#### Text block
--------------------
A group of 75 organizations are warning President Joe Biden’s administration and Congress that changes to Section 230 of the Communications Decency Act would severely impact marginalized groups.
Section 230 is an important internet law that shields websites from being held liable over the content posted on them by users. It’s been hailed as a bedrock of the user-generated, content-centric nature of the internet. Experts have been sounding alarms about proposals to change, or repeal, the law because of the ramifications that would unfold online.
While former President Donald Trump repeatedly railed against Section 230, the law has become a target for lawmakers on both sides of the aisle. President Joe Biden has criticized the law, as have members of his staff. On Tuesday, his Commerce Department nominee Gina Raimondo said “we need some reform in Section 230” and that she looked forward to working with the Senate on that.
Meanwhile, members of Congress have introduced bills that target the law.
The 75 organizations pushed back against potential abrupt changes to Section 230 by sending an open letter to the Biden administration and Congress. In the letter—which is signed by Common Cause, Fight for the Future, Free Press Action, Hacking//Hustling, Media Justice, Public Knowledge, STOP, the Wikimedia Foundation, and dozens of other groups—they collectively note that previous changes to Section 230 under SESTA/FOSTA in 2018 had “immediate and destructive” impacts on sex workers.
“This was widely seen as a disaster that made vulnerable communities less safe and led to widespread removal of speech online,” the letter reads.
The groups backed a proposal from Sen. Elizabeth Warren (D-Mass.) and Rep. Ro Khanna (D-Calif.) that calls for a study on how SESTA/FOSTA impacts sex workers. In passing that bill, the groups argue they would be able to “examine past mistakes” before modifying the law. They also call for holding hearings about the human rights and civil liberties implications of changing Section 230.
--------------------
#### Dataset extract
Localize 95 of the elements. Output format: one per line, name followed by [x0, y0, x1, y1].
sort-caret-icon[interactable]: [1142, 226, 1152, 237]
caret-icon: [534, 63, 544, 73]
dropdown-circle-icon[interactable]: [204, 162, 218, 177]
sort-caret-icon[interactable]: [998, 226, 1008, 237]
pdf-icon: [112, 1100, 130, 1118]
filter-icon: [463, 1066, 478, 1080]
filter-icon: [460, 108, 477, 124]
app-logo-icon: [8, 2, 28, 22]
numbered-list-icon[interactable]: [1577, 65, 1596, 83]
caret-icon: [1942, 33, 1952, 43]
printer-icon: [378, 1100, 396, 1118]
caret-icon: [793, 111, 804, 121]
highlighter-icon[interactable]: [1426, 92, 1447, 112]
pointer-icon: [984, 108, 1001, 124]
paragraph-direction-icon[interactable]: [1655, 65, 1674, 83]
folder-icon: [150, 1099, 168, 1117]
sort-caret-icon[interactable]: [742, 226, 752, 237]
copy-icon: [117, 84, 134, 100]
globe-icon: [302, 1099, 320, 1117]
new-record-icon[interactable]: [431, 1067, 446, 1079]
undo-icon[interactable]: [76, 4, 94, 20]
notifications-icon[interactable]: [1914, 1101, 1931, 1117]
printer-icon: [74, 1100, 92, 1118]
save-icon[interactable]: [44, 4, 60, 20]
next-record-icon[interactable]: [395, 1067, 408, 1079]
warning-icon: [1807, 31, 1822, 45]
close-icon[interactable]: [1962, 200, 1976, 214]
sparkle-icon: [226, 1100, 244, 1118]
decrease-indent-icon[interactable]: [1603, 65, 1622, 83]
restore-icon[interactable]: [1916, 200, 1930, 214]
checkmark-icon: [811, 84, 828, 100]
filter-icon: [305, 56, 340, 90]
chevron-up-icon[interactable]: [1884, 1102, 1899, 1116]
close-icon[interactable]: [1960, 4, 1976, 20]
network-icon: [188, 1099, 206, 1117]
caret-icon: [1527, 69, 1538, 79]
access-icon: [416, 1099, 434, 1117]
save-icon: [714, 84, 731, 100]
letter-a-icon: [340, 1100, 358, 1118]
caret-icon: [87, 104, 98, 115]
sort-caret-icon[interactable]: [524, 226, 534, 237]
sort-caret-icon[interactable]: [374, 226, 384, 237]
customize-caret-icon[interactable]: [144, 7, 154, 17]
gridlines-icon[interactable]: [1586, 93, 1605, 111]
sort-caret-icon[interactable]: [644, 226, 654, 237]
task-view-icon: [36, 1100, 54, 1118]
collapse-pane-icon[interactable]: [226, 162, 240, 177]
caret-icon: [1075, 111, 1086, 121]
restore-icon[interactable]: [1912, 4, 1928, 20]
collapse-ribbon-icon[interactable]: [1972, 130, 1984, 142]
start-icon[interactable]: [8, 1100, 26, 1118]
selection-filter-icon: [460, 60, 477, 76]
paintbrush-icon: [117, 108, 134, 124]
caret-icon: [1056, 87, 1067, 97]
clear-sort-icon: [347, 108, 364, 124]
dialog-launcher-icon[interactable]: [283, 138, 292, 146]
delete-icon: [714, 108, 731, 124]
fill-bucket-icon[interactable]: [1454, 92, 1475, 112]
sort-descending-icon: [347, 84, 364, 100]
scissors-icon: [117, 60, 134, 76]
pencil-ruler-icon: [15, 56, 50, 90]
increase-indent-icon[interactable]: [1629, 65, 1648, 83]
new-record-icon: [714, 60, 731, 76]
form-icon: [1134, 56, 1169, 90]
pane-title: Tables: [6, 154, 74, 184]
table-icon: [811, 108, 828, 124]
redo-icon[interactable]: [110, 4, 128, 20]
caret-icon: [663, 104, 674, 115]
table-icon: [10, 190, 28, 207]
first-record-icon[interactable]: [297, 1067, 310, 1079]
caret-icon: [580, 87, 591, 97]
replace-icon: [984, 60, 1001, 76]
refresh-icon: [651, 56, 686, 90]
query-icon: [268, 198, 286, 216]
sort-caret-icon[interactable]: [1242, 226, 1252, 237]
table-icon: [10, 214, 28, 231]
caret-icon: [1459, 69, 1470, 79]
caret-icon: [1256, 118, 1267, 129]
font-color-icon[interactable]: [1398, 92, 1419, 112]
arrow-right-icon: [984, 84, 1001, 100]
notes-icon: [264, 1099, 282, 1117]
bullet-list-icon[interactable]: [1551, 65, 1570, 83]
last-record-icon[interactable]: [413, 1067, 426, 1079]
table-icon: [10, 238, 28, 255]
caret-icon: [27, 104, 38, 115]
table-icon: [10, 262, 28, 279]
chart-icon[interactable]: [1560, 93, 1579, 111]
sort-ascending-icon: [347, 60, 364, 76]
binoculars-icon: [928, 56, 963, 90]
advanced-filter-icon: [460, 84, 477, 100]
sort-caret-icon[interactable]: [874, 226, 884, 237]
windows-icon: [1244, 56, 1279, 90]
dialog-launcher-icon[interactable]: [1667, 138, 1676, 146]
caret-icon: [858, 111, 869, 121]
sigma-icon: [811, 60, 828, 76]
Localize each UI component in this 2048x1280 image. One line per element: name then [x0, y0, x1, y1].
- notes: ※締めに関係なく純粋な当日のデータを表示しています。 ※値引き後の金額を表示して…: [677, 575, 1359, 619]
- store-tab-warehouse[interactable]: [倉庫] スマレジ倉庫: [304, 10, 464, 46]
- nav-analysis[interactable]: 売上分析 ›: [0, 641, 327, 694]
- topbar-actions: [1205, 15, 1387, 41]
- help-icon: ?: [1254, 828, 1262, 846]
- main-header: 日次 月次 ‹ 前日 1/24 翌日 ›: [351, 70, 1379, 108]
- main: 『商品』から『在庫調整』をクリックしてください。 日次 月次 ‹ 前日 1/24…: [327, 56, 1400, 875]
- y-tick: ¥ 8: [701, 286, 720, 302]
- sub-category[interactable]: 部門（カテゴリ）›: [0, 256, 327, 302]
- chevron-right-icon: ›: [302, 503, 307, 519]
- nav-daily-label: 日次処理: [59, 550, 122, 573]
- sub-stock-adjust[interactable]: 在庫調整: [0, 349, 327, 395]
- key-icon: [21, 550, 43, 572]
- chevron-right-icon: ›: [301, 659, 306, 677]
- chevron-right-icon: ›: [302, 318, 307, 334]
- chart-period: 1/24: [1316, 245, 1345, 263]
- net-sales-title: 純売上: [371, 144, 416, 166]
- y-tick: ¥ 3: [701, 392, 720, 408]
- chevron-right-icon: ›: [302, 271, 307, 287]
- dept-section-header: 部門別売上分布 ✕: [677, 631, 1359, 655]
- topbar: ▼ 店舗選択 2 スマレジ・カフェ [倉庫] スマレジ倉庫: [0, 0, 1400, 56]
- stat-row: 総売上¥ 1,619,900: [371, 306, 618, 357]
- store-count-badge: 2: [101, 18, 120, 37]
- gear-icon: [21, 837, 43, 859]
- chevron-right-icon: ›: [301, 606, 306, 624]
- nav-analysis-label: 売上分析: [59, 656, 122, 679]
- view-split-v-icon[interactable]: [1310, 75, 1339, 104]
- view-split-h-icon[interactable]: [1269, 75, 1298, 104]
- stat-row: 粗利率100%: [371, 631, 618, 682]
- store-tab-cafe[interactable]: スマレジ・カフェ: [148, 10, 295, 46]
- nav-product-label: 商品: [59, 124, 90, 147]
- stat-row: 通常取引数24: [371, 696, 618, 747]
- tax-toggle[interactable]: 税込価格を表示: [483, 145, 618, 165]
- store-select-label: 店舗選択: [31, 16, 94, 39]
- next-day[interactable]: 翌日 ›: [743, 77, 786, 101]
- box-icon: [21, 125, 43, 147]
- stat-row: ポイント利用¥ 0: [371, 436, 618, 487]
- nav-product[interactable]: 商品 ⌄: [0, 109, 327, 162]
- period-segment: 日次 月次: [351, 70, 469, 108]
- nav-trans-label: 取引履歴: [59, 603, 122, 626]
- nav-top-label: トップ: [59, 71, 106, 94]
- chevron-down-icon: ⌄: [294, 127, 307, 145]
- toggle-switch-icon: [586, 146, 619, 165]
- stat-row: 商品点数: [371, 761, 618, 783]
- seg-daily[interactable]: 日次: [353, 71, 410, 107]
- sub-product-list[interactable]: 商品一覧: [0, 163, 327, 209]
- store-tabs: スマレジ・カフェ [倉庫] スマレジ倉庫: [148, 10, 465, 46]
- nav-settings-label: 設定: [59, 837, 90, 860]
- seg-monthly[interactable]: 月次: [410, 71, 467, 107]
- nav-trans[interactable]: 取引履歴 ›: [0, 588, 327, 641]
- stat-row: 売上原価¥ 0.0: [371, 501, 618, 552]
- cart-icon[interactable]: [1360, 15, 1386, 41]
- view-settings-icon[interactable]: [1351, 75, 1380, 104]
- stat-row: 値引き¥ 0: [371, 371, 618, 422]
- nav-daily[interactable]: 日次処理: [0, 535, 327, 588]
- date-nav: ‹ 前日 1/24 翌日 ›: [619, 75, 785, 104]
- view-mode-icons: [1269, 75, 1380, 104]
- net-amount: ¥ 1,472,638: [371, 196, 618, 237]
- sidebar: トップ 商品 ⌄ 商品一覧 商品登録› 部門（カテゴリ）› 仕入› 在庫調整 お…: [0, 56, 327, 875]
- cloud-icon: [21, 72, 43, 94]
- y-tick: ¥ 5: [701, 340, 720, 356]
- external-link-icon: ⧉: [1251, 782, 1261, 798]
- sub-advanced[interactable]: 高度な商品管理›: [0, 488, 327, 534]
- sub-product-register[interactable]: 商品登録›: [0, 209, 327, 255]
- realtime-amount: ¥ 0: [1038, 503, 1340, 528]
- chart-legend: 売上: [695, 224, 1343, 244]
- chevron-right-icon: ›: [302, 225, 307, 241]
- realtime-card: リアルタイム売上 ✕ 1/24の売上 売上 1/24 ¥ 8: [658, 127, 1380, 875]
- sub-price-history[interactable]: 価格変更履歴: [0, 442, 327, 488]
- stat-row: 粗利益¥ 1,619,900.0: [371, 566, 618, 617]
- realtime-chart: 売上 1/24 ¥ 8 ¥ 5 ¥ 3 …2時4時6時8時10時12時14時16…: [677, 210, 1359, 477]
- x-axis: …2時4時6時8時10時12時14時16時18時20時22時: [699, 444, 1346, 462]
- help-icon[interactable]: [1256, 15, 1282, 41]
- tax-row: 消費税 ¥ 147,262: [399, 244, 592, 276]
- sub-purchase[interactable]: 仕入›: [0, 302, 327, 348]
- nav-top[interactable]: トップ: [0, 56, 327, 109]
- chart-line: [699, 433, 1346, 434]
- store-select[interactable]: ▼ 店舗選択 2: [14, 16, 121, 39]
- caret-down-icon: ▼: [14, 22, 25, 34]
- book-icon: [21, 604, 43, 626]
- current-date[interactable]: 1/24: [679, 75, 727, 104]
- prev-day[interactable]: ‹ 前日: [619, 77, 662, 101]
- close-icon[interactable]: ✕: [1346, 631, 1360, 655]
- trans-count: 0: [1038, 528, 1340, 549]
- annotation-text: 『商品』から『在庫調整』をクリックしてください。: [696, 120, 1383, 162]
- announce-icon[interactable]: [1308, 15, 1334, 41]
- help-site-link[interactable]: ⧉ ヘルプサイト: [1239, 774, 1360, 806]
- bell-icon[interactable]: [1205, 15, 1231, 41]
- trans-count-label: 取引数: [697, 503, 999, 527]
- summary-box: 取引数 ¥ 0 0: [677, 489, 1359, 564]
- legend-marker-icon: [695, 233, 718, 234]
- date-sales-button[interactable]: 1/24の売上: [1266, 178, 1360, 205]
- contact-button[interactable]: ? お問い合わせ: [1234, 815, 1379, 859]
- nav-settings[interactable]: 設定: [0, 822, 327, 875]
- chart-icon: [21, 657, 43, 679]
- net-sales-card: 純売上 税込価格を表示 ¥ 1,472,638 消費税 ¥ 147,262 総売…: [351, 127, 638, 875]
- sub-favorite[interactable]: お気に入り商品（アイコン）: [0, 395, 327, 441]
--------------------
#### Exercises
**a.** Answer each question from the article on Section 230, one answer per line:
(i) How many organizations sent the open letter?
(ii) For which department was Gina Raimondo the nominee?
(iii) In what year were the SESTA/FOSTA changes to Section 230 made?
**b.** Continue the article on Section 230 from its last sentence.

#### Task results
**a.**
(i) 75
(ii) The Commerce Department
(iii) 2018

**b.**
“Overly broad changes to Section 230 could disproportionately harm and silence marginalized people, whose voices have been historically ignored by mainstream press outlets. For example, social media platforms would be unlikely to host viral videos of police violence that have spurred nationwide uprisings for racial justice if they faced constant litigation from law enforcement for doing so,” the letter reads.
The letter also notes how experts have said that one outcome of a repeal of Section 230 could be tech giants becoming more entrenched, as they would have the financial ability to deal with potential litigation. Smaller startups may not survive, deciding that the potential liability and litigation is too costly.
Finally, the letter urges Congress to tackle issues surrounding big tech through legislation that addresses data privacy and antitrust laws.
“Uncareful efforts to poke holes in Section 230 could result in the exact opposite outcome,” the letter reads. “Lawmakers must consider the intersectional consequence that this will have on activists, sex workers, Black and brown communities, Muslim communities, LGBTQ+ folks, disabled people and other marginalized communities before they make a change that could profoundly alter the state of digital free speech and human rights.”